** Opening Exercise inputs block **

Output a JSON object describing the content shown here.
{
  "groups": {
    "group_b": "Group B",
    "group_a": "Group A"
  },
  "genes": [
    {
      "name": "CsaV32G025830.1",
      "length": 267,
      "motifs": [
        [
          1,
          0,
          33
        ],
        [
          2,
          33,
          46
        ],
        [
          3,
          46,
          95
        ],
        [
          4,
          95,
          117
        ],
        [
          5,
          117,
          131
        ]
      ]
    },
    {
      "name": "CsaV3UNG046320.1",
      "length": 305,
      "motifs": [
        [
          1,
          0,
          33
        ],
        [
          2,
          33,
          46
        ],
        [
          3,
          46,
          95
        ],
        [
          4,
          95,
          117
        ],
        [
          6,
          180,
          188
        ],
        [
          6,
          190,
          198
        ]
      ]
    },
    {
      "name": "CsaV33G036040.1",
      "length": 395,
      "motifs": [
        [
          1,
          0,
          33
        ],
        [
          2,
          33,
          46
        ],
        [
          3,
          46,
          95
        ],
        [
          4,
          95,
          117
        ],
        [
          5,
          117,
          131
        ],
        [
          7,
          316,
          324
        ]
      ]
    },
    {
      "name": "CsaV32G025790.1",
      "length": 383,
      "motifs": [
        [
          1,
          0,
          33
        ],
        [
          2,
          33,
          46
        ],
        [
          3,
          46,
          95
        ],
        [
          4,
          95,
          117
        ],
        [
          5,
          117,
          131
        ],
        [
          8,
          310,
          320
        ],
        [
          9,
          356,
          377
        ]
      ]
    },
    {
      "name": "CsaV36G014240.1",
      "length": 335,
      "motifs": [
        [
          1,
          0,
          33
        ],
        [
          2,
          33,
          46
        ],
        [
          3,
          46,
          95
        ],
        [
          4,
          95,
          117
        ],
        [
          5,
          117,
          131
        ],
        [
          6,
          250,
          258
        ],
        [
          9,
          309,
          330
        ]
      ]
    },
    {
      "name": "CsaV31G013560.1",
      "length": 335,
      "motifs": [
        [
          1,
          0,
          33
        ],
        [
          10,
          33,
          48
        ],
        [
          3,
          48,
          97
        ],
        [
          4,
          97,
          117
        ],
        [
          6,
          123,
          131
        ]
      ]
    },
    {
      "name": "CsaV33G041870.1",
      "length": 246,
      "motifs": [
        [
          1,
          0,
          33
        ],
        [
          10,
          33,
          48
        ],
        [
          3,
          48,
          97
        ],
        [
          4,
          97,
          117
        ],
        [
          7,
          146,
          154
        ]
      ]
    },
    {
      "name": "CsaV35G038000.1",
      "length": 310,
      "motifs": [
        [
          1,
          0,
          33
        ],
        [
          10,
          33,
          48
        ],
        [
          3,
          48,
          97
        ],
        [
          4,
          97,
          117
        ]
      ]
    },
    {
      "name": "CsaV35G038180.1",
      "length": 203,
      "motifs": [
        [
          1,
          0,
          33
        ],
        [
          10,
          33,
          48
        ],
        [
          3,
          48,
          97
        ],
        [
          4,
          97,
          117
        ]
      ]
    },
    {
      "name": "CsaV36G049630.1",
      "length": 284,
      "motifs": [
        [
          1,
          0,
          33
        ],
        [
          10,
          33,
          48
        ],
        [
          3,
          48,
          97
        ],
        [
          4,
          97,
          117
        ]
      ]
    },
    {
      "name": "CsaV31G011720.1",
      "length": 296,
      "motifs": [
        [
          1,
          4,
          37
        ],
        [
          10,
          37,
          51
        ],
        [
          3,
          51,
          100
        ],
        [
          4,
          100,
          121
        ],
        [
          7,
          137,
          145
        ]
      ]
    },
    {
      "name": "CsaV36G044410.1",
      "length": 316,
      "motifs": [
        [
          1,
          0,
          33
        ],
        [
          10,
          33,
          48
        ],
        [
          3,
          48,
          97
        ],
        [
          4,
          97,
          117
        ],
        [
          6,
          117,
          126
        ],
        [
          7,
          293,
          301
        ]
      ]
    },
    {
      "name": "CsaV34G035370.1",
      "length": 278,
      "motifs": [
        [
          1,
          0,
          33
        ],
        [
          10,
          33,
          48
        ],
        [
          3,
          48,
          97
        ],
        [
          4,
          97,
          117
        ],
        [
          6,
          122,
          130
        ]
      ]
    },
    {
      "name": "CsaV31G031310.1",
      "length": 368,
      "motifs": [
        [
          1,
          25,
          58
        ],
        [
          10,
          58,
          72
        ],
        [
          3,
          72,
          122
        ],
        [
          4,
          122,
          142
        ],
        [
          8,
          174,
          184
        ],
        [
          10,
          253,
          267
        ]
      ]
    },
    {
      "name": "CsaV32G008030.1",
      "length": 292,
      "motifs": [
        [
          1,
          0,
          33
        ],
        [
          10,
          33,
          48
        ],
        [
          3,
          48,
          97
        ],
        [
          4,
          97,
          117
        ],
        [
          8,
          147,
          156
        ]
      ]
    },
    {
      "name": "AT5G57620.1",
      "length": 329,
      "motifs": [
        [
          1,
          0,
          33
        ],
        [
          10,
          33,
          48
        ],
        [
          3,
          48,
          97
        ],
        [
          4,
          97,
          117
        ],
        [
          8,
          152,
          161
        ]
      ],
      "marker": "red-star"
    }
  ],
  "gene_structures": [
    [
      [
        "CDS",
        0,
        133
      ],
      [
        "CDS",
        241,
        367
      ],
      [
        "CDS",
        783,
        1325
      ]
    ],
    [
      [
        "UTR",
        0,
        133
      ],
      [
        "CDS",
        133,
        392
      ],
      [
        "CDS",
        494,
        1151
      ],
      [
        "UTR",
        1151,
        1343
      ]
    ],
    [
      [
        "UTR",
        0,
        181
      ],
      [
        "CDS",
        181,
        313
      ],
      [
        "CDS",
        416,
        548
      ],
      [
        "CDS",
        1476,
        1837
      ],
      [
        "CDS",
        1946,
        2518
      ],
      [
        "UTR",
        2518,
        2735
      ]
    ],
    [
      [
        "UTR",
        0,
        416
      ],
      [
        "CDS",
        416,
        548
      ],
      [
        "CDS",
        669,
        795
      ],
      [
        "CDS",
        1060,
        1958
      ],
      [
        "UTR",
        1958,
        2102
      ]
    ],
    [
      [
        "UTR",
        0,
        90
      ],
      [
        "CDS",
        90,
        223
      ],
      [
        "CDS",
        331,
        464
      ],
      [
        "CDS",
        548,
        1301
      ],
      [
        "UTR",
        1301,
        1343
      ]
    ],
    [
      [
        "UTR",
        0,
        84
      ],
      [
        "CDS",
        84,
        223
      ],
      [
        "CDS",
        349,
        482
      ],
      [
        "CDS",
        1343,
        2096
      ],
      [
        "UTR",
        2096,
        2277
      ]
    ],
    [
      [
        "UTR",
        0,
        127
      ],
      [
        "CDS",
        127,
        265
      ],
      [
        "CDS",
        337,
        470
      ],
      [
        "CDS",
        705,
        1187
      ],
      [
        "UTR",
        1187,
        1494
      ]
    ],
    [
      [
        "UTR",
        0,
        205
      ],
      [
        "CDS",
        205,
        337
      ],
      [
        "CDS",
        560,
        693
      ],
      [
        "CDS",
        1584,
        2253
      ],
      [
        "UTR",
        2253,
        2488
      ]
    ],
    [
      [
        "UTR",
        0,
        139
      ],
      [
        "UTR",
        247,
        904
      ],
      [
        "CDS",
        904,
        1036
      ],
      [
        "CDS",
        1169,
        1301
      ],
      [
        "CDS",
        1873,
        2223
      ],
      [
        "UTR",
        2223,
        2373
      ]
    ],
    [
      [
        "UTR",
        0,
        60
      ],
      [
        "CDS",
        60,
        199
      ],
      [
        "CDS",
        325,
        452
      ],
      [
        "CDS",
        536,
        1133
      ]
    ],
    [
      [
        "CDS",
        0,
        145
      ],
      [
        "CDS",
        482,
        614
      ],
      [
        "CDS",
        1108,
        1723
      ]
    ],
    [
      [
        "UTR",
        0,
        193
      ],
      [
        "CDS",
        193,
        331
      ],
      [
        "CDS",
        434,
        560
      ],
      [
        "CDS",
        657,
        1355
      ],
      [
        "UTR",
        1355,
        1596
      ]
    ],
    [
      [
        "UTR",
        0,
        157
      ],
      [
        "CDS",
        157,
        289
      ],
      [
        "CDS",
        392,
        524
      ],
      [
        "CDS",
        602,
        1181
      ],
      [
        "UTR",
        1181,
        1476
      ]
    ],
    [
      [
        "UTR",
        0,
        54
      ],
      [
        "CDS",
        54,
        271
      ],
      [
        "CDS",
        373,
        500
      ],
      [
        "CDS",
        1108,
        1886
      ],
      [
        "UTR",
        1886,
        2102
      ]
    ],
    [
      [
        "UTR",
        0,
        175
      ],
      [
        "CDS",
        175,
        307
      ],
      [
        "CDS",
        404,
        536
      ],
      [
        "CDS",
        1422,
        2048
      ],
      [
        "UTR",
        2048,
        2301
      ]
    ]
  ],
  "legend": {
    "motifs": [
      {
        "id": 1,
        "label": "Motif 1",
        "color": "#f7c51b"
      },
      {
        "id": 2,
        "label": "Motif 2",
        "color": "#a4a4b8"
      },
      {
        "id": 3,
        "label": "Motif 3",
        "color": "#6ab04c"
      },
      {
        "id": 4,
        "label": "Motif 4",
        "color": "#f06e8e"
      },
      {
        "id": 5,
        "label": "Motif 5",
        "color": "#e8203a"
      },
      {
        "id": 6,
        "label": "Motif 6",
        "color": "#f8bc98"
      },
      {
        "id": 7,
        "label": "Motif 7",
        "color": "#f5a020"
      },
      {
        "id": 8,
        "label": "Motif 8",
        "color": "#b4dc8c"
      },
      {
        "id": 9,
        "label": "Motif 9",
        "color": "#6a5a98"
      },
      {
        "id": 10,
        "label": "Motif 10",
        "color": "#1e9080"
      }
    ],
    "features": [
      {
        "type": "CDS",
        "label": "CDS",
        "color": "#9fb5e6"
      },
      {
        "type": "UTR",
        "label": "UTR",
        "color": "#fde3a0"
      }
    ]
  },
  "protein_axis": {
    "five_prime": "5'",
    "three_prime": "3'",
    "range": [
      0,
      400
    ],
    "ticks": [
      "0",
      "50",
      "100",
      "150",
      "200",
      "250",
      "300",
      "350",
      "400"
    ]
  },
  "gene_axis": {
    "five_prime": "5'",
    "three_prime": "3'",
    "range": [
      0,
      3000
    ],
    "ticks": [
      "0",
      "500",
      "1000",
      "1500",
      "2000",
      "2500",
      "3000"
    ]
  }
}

** Closing Exercise inputs block **

> _Description of the task_: Search the data above for the string "color" and copy each line that has it.

> _Expected answer_:
        "color": "#f7c51b"
        "color": "#a4a4b8"
        "color": "#6ab04c"
        "color": "#f06e8e"
        "color": "#e8203a"
        "color": "#f8bc98"
        "color": "#f5a020"
        "color": "#b4dc8c"
        "color": "#6a5a98"
        "color": "#1e9080"
        "color": "#9fb5e6"
        "color": "#fde3a0"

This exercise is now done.